[TASK GOAL]: Out of the lines below, please list those that hold the string "series".
──────── DATASET ROWS
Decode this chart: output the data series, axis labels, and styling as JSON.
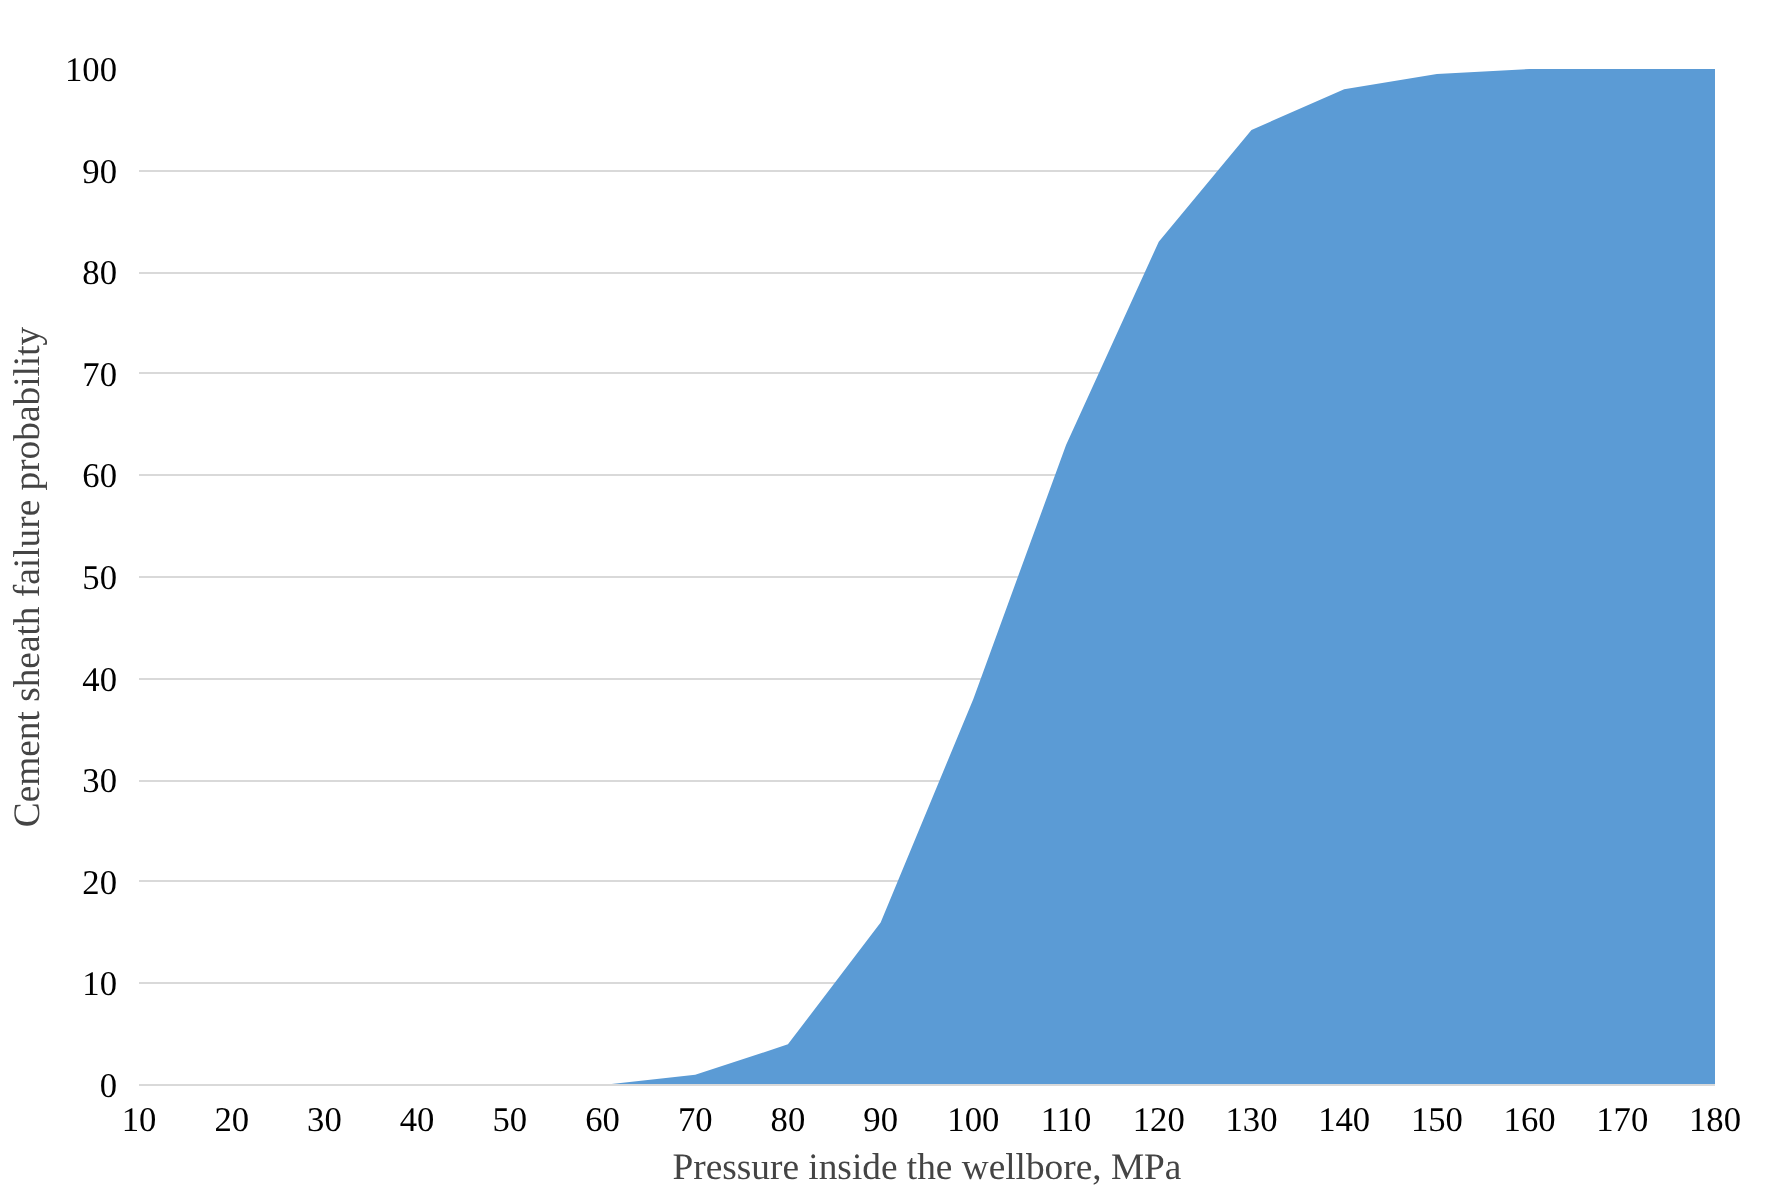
{
  "chart_data": {
    "type": "area",
    "xlabel": "Pressure inside the wellbore, MPa",
    "ylabel": "Cement sheath failure probability",
    "x": [
      10,
      20,
      30,
      40,
      50,
      60,
      70,
      80,
      90,
      100,
      110,
      120,
      130,
      140,
      150,
      160,
      170,
      180
    ],
    "series": [
      {
        "color": "#5b9bd5",
        "values": [
          0,
          0,
          0,
          0,
          0,
          0,
          1,
          4,
          16,
          38,
          63,
          83,
          94,
          98,
          99.5,
          100,
          100,
          100
        ]
      }
    ],
    "xlim": [
      10,
      180
    ],
    "xticks": [
      10,
      20,
      30,
      40,
      50,
      60,
      70,
      80,
      90,
      100,
      110,
      120,
      130,
      140,
      150,
      160,
      170,
      180
    ],
    "ylim": [
      0,
      100
    ],
    "yticks": [
      0,
      10,
      20,
      30,
      40,
      50,
      60,
      70,
      80,
      90,
      100
    ],
    "grid": "y"
  }
}
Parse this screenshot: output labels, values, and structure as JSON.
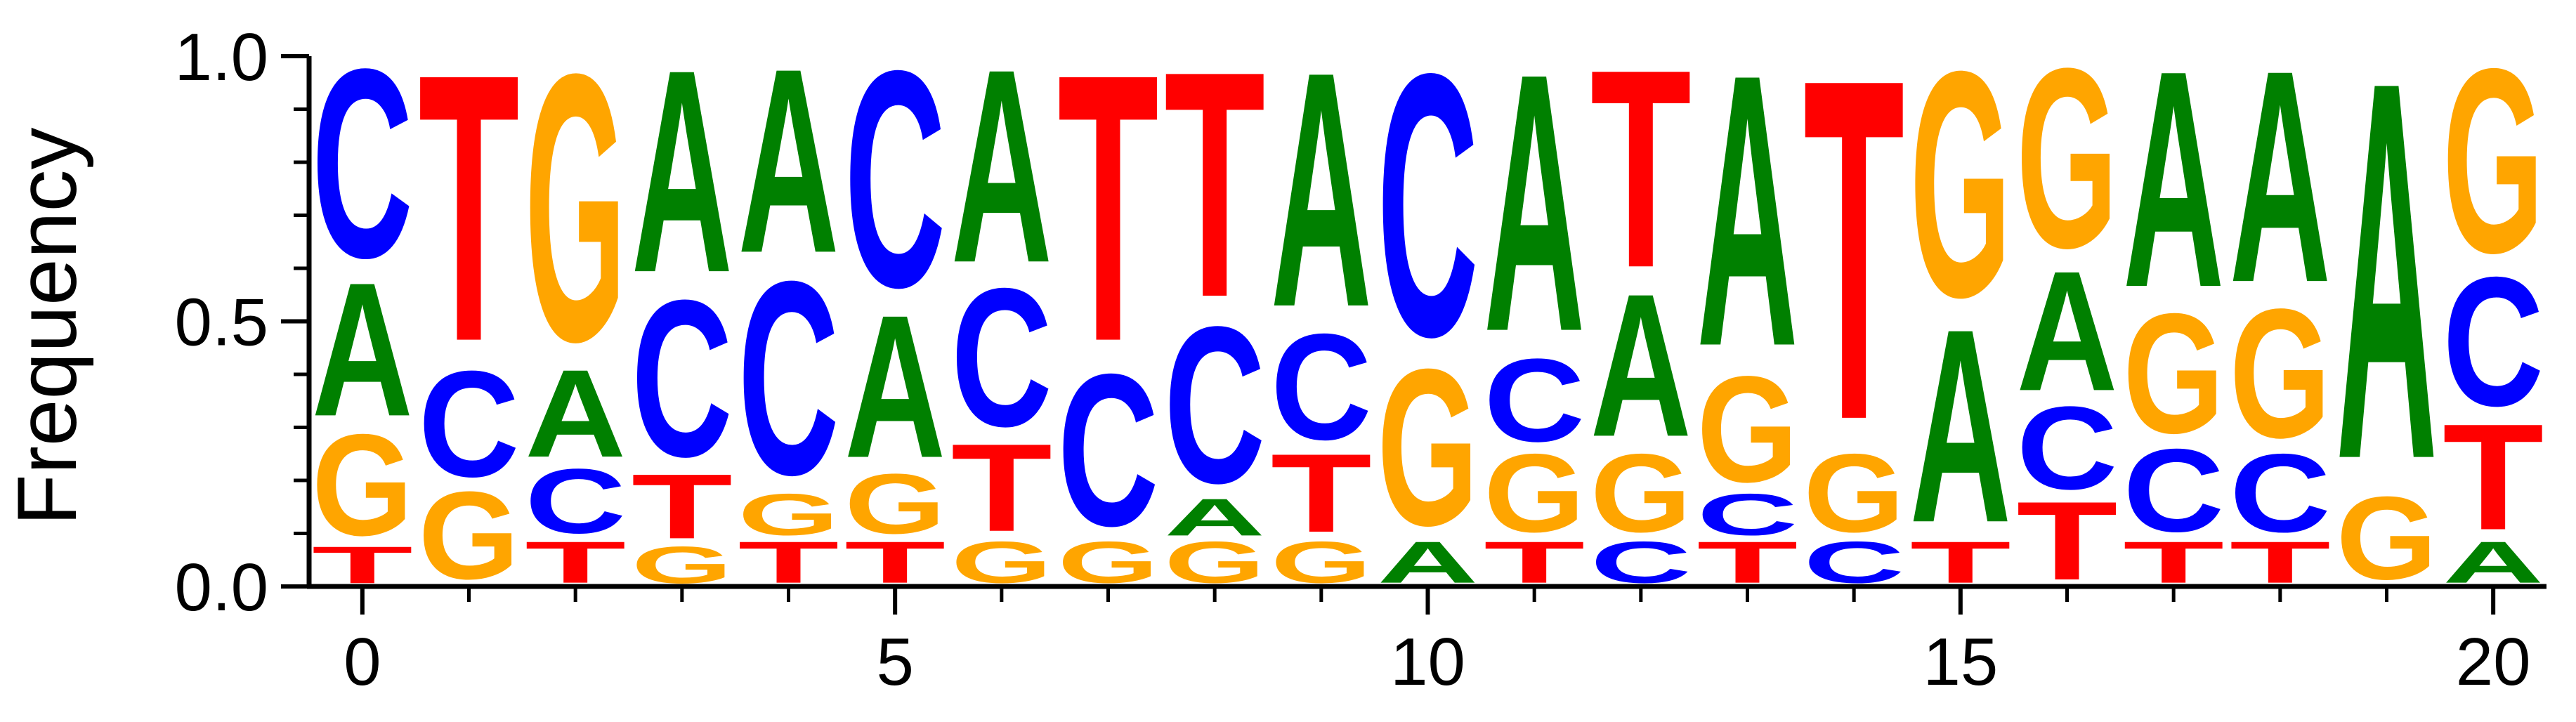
{
  "chart_data": {
    "type": "sequence-logo",
    "ylabel": "Frequency",
    "xlabel": "",
    "title": "",
    "ylim": [
      0,
      1
    ],
    "xlim": [
      -0.5,
      20.5
    ],
    "y_ticks": [
      "0.0",
      "0.5",
      "1.0"
    ],
    "y_tick_values": [
      0,
      0.5,
      1
    ],
    "y_minor_tick_values": [
      0.1,
      0.2,
      0.3,
      0.4,
      0.6,
      0.7,
      0.8,
      0.9
    ],
    "x_ticks": [
      "0",
      "5",
      "10",
      "15",
      "20"
    ],
    "x_tick_values": [
      0,
      5,
      10,
      15,
      20
    ],
    "x_minor_tick_values": [
      1,
      2,
      3,
      4,
      6,
      7,
      8,
      9,
      11,
      12,
      13,
      14,
      16,
      17,
      18,
      19
    ],
    "colors": {
      "A": "#008000",
      "C": "#0000ff",
      "G": "#ffa500",
      "T": "#ff0000"
    },
    "positions": [
      {
        "pos": 0,
        "stack": [
          [
            "T",
            0.08
          ],
          [
            "G",
            0.22
          ],
          [
            "A",
            0.29
          ],
          [
            "C",
            0.41
          ]
        ]
      },
      {
        "pos": 1,
        "stack": [
          [
            "G",
            0.19
          ],
          [
            "C",
            0.23
          ],
          [
            "T",
            0.58
          ]
        ]
      },
      {
        "pos": 2,
        "stack": [
          [
            "T",
            0.09
          ],
          [
            "C",
            0.14
          ],
          [
            "A",
            0.19
          ],
          [
            "G",
            0.58
          ]
        ]
      },
      {
        "pos": 3,
        "stack": [
          [
            "G",
            0.08
          ],
          [
            "T",
            0.14
          ],
          [
            "C",
            0.34
          ],
          [
            "A",
            0.44
          ]
        ]
      },
      {
        "pos": 4,
        "stack": [
          [
            "T",
            0.09
          ],
          [
            "G",
            0.09
          ],
          [
            "C",
            0.42
          ],
          [
            "A",
            0.4
          ]
        ]
      },
      {
        "pos": 5,
        "stack": [
          [
            "T",
            0.09
          ],
          [
            "G",
            0.13
          ],
          [
            "A",
            0.31
          ],
          [
            "C",
            0.47
          ]
        ]
      },
      {
        "pos": 6,
        "stack": [
          [
            "G",
            0.09
          ],
          [
            "T",
            0.19
          ],
          [
            "C",
            0.3
          ],
          [
            "A",
            0.42
          ]
        ]
      },
      {
        "pos": 7,
        "stack": [
          [
            "G",
            0.09
          ],
          [
            "C",
            0.33
          ],
          [
            "T",
            0.58
          ]
        ]
      },
      {
        "pos": 8,
        "stack": [
          [
            "G",
            0.09
          ],
          [
            "A",
            0.08
          ],
          [
            "C",
            0.34
          ],
          [
            "T",
            0.49
          ]
        ]
      },
      {
        "pos": 9,
        "stack": [
          [
            "G",
            0.09
          ],
          [
            "T",
            0.17
          ],
          [
            "C",
            0.23
          ],
          [
            "A",
            0.51
          ]
        ]
      },
      {
        "pos": 10,
        "stack": [
          [
            "A",
            0.09
          ],
          [
            "G",
            0.34
          ],
          [
            "C",
            0.57
          ]
        ]
      },
      {
        "pos": 11,
        "stack": [
          [
            "T",
            0.09
          ],
          [
            "G",
            0.17
          ],
          [
            "C",
            0.18
          ],
          [
            "A",
            0.56
          ]
        ]
      },
      {
        "pos": 12,
        "stack": [
          [
            "C",
            0.09
          ],
          [
            "G",
            0.17
          ],
          [
            "A",
            0.31
          ],
          [
            "T",
            0.43
          ]
        ]
      },
      {
        "pos": 13,
        "stack": [
          [
            "T",
            0.09
          ],
          [
            "C",
            0.09
          ],
          [
            "G",
            0.23
          ],
          [
            "A",
            0.59
          ]
        ]
      },
      {
        "pos": 14,
        "stack": [
          [
            "C",
            0.09
          ],
          [
            "G",
            0.17
          ],
          [
            "T",
            0.74
          ]
        ]
      },
      {
        "pos": 15,
        "stack": [
          [
            "T",
            0.09
          ],
          [
            "A",
            0.42
          ],
          [
            "G",
            0.49
          ]
        ]
      },
      {
        "pos": 16,
        "stack": [
          [
            "T",
            0.17
          ],
          [
            "C",
            0.18
          ],
          [
            "A",
            0.26
          ],
          [
            "G",
            0.39
          ]
        ]
      },
      {
        "pos": 17,
        "stack": [
          [
            "T",
            0.09
          ],
          [
            "C",
            0.18
          ],
          [
            "G",
            0.26
          ],
          [
            "A",
            0.47
          ]
        ]
      },
      {
        "pos": 18,
        "stack": [
          [
            "T",
            0.09
          ],
          [
            "C",
            0.17
          ],
          [
            "G",
            0.28
          ],
          [
            "A",
            0.46
          ]
        ]
      },
      {
        "pos": 19,
        "stack": [
          [
            "G",
            0.18
          ],
          [
            "A",
            0.82
          ]
        ]
      },
      {
        "pos": 20,
        "stack": [
          [
            "A",
            0.09
          ],
          [
            "T",
            0.23
          ],
          [
            "C",
            0.28
          ],
          [
            "G",
            0.4
          ]
        ]
      }
    ]
  }
}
────────────────
[TASK RESPONSE]:
Decode this chart: output the data series, axis labels, and styling as JSON.
    "series": [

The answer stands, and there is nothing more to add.